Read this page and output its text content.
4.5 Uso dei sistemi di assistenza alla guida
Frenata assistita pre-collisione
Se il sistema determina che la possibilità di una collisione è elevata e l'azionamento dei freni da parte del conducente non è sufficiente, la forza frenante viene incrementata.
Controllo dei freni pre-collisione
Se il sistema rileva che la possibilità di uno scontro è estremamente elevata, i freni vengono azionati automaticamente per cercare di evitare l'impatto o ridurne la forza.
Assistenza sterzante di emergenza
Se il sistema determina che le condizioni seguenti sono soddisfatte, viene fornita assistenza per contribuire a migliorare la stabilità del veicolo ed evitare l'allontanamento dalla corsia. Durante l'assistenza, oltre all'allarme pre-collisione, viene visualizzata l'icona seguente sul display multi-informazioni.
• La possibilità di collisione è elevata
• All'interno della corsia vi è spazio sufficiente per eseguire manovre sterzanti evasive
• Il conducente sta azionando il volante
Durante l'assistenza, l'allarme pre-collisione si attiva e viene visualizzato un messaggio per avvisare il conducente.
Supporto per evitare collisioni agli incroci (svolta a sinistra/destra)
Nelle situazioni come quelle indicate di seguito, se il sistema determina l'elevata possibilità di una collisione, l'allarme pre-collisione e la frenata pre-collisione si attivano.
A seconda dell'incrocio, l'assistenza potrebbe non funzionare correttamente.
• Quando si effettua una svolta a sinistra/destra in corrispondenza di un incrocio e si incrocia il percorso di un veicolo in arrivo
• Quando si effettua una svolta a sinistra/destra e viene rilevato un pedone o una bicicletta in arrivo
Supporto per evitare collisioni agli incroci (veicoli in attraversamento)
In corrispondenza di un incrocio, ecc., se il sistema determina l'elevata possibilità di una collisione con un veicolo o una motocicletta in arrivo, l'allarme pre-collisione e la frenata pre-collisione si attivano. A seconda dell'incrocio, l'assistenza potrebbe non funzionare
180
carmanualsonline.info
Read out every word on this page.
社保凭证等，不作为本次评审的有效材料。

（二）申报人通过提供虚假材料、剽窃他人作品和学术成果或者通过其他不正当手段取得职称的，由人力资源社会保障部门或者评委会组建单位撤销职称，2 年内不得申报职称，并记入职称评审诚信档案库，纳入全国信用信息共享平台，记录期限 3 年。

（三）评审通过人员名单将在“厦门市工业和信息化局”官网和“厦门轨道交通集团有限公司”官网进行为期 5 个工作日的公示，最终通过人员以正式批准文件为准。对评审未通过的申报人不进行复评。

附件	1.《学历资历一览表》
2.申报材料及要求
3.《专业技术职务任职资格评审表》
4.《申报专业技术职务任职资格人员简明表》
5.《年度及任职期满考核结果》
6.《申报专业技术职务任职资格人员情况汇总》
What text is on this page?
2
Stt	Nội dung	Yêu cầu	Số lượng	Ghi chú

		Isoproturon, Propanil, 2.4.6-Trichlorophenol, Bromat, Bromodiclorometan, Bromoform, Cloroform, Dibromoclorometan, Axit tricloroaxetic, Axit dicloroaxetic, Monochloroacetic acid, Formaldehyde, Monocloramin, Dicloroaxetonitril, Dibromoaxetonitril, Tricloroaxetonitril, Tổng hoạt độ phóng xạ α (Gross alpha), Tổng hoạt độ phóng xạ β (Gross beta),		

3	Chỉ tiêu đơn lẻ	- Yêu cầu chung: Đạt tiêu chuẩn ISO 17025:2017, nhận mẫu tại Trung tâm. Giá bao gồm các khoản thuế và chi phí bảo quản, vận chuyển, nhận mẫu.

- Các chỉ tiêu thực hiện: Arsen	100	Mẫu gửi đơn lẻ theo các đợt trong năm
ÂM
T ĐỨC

##########

### STATED PROBLEM
Locate all lines in the listing above with the word "page" and copy them.

### FINAL ANSWER
Read this page and output its text content.
Read out every word on this page.
What text is on this page?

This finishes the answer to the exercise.